=== Requirements ===
Every entry must be given again exactly.

=== Provided information ===
========================

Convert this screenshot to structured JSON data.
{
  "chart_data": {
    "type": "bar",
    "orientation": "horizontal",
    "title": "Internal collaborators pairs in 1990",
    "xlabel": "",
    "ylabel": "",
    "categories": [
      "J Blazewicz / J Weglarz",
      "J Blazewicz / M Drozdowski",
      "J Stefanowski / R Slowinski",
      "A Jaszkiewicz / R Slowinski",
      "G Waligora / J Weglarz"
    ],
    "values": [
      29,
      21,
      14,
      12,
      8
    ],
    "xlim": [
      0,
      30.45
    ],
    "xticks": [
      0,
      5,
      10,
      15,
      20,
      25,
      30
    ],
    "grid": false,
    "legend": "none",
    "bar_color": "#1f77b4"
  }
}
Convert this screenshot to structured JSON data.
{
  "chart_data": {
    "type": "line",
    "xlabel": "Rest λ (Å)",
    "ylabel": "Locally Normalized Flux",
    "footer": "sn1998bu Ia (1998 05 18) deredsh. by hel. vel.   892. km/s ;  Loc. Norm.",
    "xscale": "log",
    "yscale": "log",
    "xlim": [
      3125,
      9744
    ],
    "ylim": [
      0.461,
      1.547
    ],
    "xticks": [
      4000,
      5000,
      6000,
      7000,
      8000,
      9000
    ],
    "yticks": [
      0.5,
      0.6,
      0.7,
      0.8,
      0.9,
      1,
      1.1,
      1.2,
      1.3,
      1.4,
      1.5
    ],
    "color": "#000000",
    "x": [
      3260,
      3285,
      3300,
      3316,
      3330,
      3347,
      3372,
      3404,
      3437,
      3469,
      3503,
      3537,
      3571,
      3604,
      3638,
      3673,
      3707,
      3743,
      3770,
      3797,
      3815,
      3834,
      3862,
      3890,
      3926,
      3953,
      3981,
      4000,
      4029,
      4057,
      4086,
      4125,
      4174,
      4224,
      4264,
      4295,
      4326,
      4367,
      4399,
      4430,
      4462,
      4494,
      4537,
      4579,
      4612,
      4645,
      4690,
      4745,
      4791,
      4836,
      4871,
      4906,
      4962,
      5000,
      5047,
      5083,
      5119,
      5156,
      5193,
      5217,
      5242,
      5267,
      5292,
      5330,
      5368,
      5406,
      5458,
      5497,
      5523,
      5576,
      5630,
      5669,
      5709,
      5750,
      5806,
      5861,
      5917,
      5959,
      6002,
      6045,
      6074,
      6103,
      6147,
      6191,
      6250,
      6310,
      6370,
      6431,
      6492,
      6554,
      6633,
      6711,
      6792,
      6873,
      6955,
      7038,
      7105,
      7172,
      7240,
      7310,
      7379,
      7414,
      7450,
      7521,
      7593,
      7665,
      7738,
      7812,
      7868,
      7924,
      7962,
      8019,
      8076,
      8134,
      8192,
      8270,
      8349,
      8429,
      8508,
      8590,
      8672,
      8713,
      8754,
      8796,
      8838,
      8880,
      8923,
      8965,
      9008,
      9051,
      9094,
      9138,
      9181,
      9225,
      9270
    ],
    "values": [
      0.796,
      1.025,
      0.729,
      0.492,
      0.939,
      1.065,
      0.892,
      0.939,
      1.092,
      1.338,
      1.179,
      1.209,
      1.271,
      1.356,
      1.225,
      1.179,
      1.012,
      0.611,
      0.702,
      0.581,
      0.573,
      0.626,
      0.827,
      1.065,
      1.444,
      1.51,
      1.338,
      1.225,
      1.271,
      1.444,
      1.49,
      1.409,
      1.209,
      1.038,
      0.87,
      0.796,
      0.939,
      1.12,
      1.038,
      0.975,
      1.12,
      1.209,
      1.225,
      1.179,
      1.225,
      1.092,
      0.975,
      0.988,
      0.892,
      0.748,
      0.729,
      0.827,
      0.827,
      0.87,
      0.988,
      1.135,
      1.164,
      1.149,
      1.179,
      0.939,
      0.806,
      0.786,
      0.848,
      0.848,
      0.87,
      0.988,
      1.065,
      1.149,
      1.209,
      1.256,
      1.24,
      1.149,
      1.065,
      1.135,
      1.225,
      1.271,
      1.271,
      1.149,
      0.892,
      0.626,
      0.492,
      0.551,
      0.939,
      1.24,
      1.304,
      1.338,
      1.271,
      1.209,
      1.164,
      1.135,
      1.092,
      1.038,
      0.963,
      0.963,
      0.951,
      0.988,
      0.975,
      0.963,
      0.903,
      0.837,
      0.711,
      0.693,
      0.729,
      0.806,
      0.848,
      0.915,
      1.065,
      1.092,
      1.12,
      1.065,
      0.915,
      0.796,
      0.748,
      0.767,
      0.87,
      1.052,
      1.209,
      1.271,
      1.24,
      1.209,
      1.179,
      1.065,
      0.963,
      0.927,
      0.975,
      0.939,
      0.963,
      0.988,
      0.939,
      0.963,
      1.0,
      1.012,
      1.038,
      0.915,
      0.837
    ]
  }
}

========================

=== Worked solution ===
Convert this screenshot to structured JSON data.
{
  "chart_data": {
    "type": "bar",
    "orientation": "horizontal",
    "title": "Internal collaborators pairs in 1990",
    "xlabel": "",
    "ylabel": "",
    "categories": [
      "J Blazewicz / J Weglarz",
      "J Blazewicz / M Drozdowski",
      "J Stefanowski / R Slowinski",
      "A Jaszkiewicz / R Slowinski",
      "G Waligora / J Weglarz"
    ],
    "values": [
      29,
      21,
      14,
      12,
      8
    ],
    "xlim": [
      0,
      30.45
    ],
    "xticks": [
      0,
      5,
      10,
      15,
      20,
      25,
      30
    ],
    "grid": false,
    "legend": "none",
    "bar_color": "#1f77b4"
  }
}
Convert this screenshot to structured JSON data.
{
  "chart_data": {
    "type": "line",
    "xlabel": "Rest λ (Å)",
    "ylabel": "Locally Normalized Flux",
    "footer": "sn1998bu Ia (1998 05 18) deredsh. by hel. vel.   892. km/s ;  Loc. Norm.",
    "xscale": "log",
    "yscale": "log",
    "xlim": [
      3125,
      9744
    ],
    "ylim": [
      0.461,
      1.547
    ],
    "xticks": [
      4000,
      5000,
      6000,
      7000,
      8000,
      9000
    ],
    "yticks": [
      0.5,
      0.6,
      0.7,
      0.8,
      0.9,
      1,
      1.1,
      1.2,
      1.3,
      1.4,
      1.5
    ],
    "color": "#000000",
    "x": [
      3260,
      3285,
      3300,
      3316,
      3330,
      3347,
      3372,
      3404,
      3437,
      3469,
      3503,
      3537,
      3571,
      3604,
      3638,
      3673,
      3707,
      3743,
      3770,
      3797,
      3815,
      3834,
      3862,
      3890,
      3926,
      3953,
      3981,
      4000,
      4029,
      4057,
      4086,
      4125,
      4174,
      4224,
      4264,
      4295,
      4326,
      4367,
      4399,
      4430,
      4462,
      4494,
      4537,
      4579,
      4612,
      4645,
      4690,
      4745,
      4791,
      4836,
      4871,
      4906,
      4962,
      5000,
      5047,
      5083,
      5119,
      5156,
      5193,
      5217,
      5242,
      5267,
      5292,
      5330,
      5368,
      5406,
      5458,
      5497,
      5523,
      5576,
      5630,
      5669,
      5709,
      5750,
      5806,
      5861,
      5917,
      5959,
      6002,
      6045,
      6074,
      6103,
      6147,
      6191,
      6250,
      6310,
      6370,
      6431,
      6492,
      6554,
      6633,
      6711,
      6792,
      6873,
      6955,
      7038,
      7105,
      7172,
      7240,
      7310,
      7379,
      7414,
      7450,
      7521,
      7593,
      7665,
      7738,
      7812,
      7868,
      7924,
      7962,
      8019,
      8076,
      8134,
      8192,
      8270,
      8349,
      8429,
      8508,
      8590,
      8672,
      8713,
      8754,
      8796,
      8838,
      8880,
      8923,
      8965,
      9008,
      9051,
      9094,
      9138,
      9181,
      9225,
      9270
    ],
    "values": [
      0.796,
      1.025,
      0.729,
      0.492,
      0.939,
      1.065,
      0.892,
      0.939,
      1.092,
      1.338,
      1.179,
      1.209,
      1.271,
      1.356,
      1.225,
      1.179,
      1.012,
      0.611,
      0.702,
      0.581,
      0.573,
      0.626,
      0.827,
      1.065,
      1.444,
      1.51,
      1.338,
      1.225,
      1.271,
      1.444,
      1.49,
      1.409,
      1.209,
      1.038,
      0.87,
      0.796,
      0.939,
      1.12,
      1.038,
      0.975,
      1.12,
      1.209,
      1.225,
      1.179,
      1.225,
      1.092,
      0.975,
      0.988,
      0.892,
      0.748,
      0.729,
      0.827,
      0.827,
      0.87,
      0.988,
      1.135,
      1.164,
      1.149,
      1.179,
      0.939,
      0.806,
      0.786,
      0.848,
      0.848,
      0.87,
      0.988,
      1.065,
      1.149,
      1.209,
      1.256,
      1.24,
      1.149,
      1.065,
      1.135,
      1.225,
      1.271,
      1.271,
      1.149,
      0.892,
      0.626,
      0.492,
      0.551,
      0.939,
      1.24,
      1.304,
      1.338,
      1.271,
      1.209,
      1.164,
      1.135,
      1.092,
      1.038,
      0.963,
      0.963,
      0.951,
      0.988,
      0.975,
      0.963,
      0.903,
      0.837,
      0.711,
      0.693,
      0.729,
      0.806,
      0.848,
      0.915,
      1.065,
      1.092,
      1.12,
      1.065,
      0.915,
      0.796,
      0.748,
      0.767,
      0.87,
      1.052,
      1.209,
      1.271,
      1.24,
      1.209,
      1.179,
      1.065,
      0.963,
      0.927,
      0.975,
      0.939,
      0.963,
      0.988,
      0.939,
      0.963,
      1.0,
      1.012,
      1.038,
      0.915,
      0.837
    ]
  }
}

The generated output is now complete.